*** Source material

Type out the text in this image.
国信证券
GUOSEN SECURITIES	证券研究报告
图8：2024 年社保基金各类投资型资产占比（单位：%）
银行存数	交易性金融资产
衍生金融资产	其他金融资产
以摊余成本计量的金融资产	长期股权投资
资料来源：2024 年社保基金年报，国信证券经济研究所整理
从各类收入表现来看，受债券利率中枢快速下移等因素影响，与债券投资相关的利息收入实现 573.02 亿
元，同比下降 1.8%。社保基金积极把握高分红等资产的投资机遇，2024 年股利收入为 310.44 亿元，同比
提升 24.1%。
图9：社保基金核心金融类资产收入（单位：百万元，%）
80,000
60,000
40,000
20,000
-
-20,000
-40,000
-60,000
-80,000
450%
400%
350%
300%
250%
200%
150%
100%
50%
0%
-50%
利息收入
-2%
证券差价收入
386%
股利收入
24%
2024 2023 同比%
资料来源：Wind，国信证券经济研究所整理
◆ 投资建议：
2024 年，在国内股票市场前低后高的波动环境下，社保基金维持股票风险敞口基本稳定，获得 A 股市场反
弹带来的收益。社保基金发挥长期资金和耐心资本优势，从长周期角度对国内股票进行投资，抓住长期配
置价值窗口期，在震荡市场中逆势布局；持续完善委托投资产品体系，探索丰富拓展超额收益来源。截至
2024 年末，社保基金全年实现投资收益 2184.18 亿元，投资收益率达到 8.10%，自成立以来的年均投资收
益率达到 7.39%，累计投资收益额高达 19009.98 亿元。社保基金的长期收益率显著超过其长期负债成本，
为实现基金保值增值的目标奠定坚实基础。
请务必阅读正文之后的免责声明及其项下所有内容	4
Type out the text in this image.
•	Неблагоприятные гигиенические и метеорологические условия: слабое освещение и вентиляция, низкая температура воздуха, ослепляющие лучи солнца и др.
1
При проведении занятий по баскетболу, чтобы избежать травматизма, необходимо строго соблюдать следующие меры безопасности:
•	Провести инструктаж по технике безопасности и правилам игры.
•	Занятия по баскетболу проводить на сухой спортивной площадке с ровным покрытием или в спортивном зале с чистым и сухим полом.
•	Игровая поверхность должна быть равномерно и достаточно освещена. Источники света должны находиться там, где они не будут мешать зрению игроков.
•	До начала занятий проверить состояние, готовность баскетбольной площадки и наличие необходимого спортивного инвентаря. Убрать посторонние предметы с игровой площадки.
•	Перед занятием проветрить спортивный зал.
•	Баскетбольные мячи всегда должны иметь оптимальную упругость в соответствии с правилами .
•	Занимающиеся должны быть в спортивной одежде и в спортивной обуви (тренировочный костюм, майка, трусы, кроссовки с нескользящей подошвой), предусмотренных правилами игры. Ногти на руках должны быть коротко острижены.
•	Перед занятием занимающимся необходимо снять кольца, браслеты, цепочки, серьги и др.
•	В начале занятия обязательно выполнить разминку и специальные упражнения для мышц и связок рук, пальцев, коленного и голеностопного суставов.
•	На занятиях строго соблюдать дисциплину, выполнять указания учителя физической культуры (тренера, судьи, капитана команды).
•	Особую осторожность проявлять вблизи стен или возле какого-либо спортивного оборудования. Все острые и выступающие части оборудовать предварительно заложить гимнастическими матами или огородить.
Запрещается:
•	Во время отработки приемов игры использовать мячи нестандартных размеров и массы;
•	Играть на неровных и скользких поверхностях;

******

- What the exercise asks -
Restate the data above exactly, keeping each word as it stands.

- Complete answer -
Type out the text in this image.
国信证券
GUOSEN SECURITIES	证券研究报告
图8：2024 年社保基金各类投资型资产占比（单位：%）
银行存数	交易性金融资产
衍生金融资产	其他金融资产
以摊余成本计量的金融资产	长期股权投资
资料来源：2024 年社保基金年报，国信证券经济研究所整理
从各类收入表现来看，受债券利率中枢快速下移等因素影响，与债券投资相关的利息收入实现 573.02 亿
元，同比下降 1.8%。社保基金积极把握高分红等资产的投资机遇，2024 年股利收入为 310.44 亿元，同比
提升 24.1%。
图9：社保基金核心金融类资产收入（单位：百万元，%）
80,000
60,000
40,000
20,000
-
-20,000
-40,000
-60,000
-80,000
450%
400%
350%
300%
250%
200%
150%
100%
50%
0%
-50%
利息收入
-2%
证券差价收入
386%
股利收入
24%
2024 2023 同比%
资料来源：Wind，国信证券经济研究所整理
◆ 投资建议：
2024 年，在国内股票市场前低后高的波动环境下，社保基金维持股票风险敞口基本稳定，获得 A 股市场反
弹带来的收益。社保基金发挥长期资金和耐心资本优势，从长周期角度对国内股票进行投资，抓住长期配
置价值窗口期，在震荡市场中逆势布局；持续完善委托投资产品体系，探索丰富拓展超额收益来源。截至
2024 年末，社保基金全年实现投资收益 2184.18 亿元，投资收益率达到 8.10%，自成立以来的年均投资收
益率达到 7.39%，累计投资收益额高达 19009.98 亿元。社保基金的长期收益率显著超过其长期负债成本，
为实现基金保值增值的目标奠定坚实基础。
请务必阅读正文之后的免责声明及其项下所有内容	4
Type out the text in this image.
•	Неблагоприятные гигиенические и метеорологические условия: слабое освещение и вентиляция, низкая температура воздуха, ослепляющие лучи солнца и др.
1
При проведении занятий по баскетболу, чтобы избежать травматизма, необходимо строго соблюдать следующие меры безопасности:
•	Провести инструктаж по технике безопасности и правилам игры.
•	Занятия по баскетболу проводить на сухой спортивной площадке с ровным покрытием или в спортивном зале с чистым и сухим полом.
•	Игровая поверхность должна быть равномерно и достаточно освещена. Источники света должны находиться там, где они не будут мешать зрению игроков.
•	До начала занятий проверить состояние, готовность баскетбольной площадки и наличие необходимого спортивного инвентаря. Убрать посторонние предметы с игровой площадки.
•	Перед занятием проветрить спортивный зал.
•	Баскетбольные мячи всегда должны иметь оптимальную упругость в соответствии с правилами .
•	Занимающиеся должны быть в спортивной одежде и в спортивной обуви (тренировочный костюм, майка, трусы, кроссовки с нескользящей подошвой), предусмотренных правилами игры. Ногти на руках должны быть коротко острижены.
•	Перед занятием занимающимся необходимо снять кольца, браслеты, цепочки, серьги и др.
•	В начале занятия обязательно выполнить разминку и специальные упражнения для мышц и связок рук, пальцев, коленного и голеностопного суставов.
•	На занятиях строго соблюдать дисциплину, выполнять указания учителя физической культуры (тренера, судьи, капитана команды).
•	Особую осторожность проявлять вблизи стен или возле какого-либо спортивного оборудования. Все острые и выступающие части оборудовать предварительно заложить гимнастическими матами или огородить.
Запрещается:
•	Во время отработки приемов игры использовать мячи нестандартных размеров и массы;
•	Играть на неровных и скользких поверхностях;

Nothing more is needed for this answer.